### STATED PROBLEM:
Check each line of the data for "Ordnungsnummer" and select those that have it.
— Begin GIVEN INFORMATION —
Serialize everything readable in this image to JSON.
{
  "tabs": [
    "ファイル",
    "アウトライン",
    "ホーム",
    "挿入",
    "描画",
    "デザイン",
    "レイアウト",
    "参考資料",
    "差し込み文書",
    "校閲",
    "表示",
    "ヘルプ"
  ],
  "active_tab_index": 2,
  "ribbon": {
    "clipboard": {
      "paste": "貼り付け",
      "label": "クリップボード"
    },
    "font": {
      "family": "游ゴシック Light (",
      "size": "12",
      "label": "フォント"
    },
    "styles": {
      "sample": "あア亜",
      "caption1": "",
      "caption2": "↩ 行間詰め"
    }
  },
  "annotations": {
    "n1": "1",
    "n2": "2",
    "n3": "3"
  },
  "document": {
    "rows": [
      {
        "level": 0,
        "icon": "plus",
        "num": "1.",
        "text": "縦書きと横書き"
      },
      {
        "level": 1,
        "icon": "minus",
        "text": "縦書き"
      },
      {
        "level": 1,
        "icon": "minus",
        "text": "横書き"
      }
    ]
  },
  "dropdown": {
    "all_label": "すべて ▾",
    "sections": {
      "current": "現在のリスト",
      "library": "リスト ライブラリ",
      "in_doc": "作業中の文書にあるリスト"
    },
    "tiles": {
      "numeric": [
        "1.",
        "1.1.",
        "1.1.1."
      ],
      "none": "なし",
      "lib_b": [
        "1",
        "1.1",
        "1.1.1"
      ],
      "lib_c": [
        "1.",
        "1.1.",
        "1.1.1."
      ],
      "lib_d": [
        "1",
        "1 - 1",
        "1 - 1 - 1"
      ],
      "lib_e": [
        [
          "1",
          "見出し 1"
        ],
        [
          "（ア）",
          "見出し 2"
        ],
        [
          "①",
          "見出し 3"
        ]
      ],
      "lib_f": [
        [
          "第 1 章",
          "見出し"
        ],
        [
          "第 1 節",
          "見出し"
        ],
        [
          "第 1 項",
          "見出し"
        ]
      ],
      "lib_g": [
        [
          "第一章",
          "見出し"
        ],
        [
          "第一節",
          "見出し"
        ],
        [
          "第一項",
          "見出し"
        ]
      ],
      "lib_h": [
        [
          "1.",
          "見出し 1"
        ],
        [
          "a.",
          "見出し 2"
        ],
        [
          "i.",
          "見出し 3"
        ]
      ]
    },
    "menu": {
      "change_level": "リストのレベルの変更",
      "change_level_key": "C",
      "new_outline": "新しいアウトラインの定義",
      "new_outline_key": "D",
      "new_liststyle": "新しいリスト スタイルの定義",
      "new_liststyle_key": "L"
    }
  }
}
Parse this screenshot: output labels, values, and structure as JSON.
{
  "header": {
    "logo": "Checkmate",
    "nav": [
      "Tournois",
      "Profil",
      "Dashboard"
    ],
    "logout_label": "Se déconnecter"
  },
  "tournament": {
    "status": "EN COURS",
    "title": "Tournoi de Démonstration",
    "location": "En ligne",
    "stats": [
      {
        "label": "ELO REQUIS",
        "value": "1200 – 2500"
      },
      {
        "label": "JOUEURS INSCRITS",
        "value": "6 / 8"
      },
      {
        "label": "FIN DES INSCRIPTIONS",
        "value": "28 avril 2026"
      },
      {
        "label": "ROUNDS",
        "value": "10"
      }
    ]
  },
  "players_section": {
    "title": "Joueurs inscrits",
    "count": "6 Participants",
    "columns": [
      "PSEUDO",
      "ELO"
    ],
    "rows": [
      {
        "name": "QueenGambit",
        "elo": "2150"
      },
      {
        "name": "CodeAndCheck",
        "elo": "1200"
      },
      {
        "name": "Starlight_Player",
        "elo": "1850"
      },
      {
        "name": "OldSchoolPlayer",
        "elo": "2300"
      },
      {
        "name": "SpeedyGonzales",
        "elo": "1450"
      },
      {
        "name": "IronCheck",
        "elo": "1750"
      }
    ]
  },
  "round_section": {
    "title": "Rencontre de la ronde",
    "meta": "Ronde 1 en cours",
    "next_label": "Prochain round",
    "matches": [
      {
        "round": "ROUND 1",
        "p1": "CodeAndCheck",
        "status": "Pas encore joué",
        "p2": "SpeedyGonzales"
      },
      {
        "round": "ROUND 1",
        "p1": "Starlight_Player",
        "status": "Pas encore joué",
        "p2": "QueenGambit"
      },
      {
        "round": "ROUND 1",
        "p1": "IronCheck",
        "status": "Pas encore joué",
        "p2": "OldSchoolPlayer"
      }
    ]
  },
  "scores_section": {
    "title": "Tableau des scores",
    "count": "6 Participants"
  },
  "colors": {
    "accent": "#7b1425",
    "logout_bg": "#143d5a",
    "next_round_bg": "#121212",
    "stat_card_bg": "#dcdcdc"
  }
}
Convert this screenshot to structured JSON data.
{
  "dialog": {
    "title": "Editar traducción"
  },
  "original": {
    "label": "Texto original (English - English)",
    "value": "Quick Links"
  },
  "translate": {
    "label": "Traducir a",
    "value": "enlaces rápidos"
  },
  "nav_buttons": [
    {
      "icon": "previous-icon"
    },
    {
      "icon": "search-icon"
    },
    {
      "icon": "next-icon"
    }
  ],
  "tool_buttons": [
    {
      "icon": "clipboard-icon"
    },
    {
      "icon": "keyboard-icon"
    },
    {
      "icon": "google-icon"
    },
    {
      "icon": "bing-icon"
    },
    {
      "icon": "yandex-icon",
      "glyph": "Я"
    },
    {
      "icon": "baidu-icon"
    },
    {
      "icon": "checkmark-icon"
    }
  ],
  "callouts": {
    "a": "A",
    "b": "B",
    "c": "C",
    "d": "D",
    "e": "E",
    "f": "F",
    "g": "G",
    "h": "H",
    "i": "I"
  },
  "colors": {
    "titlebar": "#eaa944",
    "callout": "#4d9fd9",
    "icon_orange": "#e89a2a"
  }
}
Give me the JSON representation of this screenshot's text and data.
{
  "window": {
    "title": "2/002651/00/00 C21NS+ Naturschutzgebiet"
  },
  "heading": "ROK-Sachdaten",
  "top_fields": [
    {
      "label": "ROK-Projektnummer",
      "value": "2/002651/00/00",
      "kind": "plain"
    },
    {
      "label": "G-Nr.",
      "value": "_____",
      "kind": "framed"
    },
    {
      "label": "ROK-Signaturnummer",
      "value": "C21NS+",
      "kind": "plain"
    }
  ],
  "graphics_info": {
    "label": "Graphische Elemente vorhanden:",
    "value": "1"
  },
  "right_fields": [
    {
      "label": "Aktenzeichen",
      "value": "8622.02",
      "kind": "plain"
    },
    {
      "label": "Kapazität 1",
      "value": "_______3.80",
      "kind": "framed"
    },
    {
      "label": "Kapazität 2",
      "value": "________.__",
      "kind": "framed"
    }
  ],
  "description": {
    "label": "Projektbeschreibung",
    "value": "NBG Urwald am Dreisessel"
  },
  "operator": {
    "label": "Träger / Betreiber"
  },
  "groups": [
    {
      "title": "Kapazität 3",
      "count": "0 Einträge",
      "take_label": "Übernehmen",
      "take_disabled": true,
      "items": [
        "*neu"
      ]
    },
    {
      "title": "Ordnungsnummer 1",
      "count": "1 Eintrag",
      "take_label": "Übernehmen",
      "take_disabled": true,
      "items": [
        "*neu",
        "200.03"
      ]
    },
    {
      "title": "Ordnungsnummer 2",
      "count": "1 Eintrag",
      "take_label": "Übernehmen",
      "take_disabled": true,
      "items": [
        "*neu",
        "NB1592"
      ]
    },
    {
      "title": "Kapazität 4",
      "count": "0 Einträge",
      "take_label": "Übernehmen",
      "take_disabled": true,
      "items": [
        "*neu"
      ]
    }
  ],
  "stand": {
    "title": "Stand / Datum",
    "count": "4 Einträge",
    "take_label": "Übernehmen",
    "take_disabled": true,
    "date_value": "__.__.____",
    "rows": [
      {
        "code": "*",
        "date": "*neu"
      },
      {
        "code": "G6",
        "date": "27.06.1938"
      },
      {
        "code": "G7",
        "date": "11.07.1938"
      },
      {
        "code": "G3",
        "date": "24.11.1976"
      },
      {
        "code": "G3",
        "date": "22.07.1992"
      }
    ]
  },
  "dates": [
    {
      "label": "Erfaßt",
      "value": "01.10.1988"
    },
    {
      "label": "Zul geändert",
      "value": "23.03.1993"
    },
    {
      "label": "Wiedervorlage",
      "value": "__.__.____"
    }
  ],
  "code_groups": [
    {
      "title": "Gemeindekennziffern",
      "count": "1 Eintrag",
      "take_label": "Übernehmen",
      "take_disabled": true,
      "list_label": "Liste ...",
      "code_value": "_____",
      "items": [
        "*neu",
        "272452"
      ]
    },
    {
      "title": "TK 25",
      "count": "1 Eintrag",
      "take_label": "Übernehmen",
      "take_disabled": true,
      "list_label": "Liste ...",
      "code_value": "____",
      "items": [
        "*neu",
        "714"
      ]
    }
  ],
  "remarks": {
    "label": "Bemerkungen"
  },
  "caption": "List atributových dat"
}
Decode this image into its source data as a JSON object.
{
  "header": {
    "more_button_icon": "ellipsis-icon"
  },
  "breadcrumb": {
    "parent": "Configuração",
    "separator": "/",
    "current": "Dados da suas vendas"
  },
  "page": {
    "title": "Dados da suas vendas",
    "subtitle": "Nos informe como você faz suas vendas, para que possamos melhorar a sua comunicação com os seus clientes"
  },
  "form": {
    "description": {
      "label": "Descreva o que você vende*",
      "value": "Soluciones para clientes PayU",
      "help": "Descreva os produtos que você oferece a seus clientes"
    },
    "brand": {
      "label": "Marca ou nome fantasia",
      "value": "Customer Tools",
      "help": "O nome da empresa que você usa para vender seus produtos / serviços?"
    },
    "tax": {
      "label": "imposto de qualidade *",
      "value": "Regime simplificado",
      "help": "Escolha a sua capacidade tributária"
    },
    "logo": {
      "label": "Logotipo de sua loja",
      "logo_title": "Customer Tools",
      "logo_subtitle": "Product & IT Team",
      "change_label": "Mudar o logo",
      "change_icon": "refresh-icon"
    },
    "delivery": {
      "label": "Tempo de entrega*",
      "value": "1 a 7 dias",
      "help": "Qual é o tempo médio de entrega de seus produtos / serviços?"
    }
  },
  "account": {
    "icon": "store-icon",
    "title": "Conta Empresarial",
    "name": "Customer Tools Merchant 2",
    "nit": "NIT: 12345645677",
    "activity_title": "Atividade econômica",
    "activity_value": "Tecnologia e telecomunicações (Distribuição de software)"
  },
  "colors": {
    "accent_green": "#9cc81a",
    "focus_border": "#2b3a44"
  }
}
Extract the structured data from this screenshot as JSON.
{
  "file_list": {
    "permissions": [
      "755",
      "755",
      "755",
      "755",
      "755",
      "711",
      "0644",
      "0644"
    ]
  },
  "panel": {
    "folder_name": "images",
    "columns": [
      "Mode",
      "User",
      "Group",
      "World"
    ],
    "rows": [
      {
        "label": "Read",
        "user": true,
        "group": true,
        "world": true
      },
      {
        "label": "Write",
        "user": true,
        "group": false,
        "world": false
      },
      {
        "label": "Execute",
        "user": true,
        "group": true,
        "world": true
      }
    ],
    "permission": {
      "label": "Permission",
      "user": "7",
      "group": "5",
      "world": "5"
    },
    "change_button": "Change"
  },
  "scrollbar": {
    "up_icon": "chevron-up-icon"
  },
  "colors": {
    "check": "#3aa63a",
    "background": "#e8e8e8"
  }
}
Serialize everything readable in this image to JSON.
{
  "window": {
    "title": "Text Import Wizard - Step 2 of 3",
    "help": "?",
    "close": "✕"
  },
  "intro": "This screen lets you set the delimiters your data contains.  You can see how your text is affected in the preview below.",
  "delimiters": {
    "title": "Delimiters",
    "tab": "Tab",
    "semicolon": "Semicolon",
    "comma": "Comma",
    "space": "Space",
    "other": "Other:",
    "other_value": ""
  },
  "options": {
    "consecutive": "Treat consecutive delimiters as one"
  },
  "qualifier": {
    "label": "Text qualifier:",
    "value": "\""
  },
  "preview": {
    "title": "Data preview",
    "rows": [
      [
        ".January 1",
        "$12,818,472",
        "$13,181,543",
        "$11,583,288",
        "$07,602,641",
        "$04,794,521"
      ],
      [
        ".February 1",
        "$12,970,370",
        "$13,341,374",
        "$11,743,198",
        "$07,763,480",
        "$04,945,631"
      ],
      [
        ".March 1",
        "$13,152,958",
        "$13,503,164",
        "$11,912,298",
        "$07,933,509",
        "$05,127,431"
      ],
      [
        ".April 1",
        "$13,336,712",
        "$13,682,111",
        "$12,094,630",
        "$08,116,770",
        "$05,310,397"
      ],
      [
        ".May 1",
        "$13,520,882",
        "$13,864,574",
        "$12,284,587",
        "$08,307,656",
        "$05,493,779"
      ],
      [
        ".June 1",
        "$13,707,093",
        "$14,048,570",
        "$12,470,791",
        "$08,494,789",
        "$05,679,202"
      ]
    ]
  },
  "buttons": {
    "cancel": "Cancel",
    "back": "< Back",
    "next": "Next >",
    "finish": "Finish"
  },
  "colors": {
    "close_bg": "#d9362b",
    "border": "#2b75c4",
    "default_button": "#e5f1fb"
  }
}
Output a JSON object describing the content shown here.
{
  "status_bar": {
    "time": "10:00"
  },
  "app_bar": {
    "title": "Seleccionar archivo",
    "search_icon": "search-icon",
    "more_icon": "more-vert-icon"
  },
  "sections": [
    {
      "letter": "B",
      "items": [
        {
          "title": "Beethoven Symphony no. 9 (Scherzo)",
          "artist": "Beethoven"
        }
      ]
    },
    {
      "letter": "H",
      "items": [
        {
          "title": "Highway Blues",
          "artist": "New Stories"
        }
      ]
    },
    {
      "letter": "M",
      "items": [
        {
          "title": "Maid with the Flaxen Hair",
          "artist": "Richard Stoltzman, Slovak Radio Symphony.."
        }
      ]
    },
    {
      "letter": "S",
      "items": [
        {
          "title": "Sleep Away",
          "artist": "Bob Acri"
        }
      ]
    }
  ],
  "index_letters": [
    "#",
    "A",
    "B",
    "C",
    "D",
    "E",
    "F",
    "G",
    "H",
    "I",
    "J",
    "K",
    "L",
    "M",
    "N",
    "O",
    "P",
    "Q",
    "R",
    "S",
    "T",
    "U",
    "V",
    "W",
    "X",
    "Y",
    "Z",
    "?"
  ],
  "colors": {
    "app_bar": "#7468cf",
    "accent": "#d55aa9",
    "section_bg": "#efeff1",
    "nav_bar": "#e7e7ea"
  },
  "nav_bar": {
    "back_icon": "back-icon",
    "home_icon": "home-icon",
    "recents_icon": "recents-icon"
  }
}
— End GIVEN INFORMATION —
### RESULT BELOW:
      "title": "Ordnungsnummer 1",
      "title": "Ordnungsnummer 2",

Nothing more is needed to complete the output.